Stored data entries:
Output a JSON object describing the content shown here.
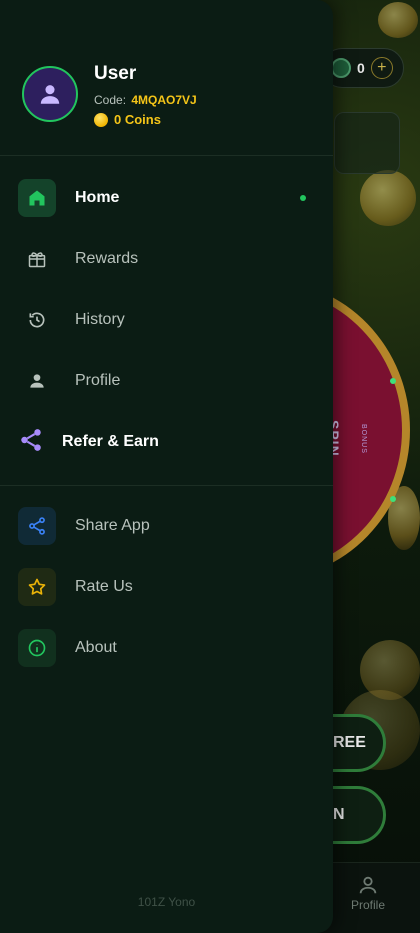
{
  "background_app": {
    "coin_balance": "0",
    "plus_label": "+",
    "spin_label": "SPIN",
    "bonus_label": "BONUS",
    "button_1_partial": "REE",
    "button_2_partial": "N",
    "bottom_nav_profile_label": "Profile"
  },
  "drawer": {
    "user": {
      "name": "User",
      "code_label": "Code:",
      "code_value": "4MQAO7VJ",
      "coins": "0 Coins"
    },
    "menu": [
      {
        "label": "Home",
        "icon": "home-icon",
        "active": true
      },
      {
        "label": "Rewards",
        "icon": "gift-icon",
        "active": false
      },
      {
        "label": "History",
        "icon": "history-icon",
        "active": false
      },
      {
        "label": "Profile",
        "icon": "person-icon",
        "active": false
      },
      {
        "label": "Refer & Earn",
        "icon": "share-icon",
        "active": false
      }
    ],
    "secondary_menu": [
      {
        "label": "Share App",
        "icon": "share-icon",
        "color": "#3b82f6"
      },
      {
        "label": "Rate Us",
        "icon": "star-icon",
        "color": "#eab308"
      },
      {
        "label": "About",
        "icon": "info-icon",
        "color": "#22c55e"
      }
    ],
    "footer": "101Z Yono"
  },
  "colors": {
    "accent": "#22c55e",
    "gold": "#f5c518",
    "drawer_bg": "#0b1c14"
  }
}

DO THIS: Go over the data above and copy every line that has the word "Profile" in it.

EXERCISE SOLUTION:
    "bottom_nav_profile_label": "Profile"
        "label": "Profile",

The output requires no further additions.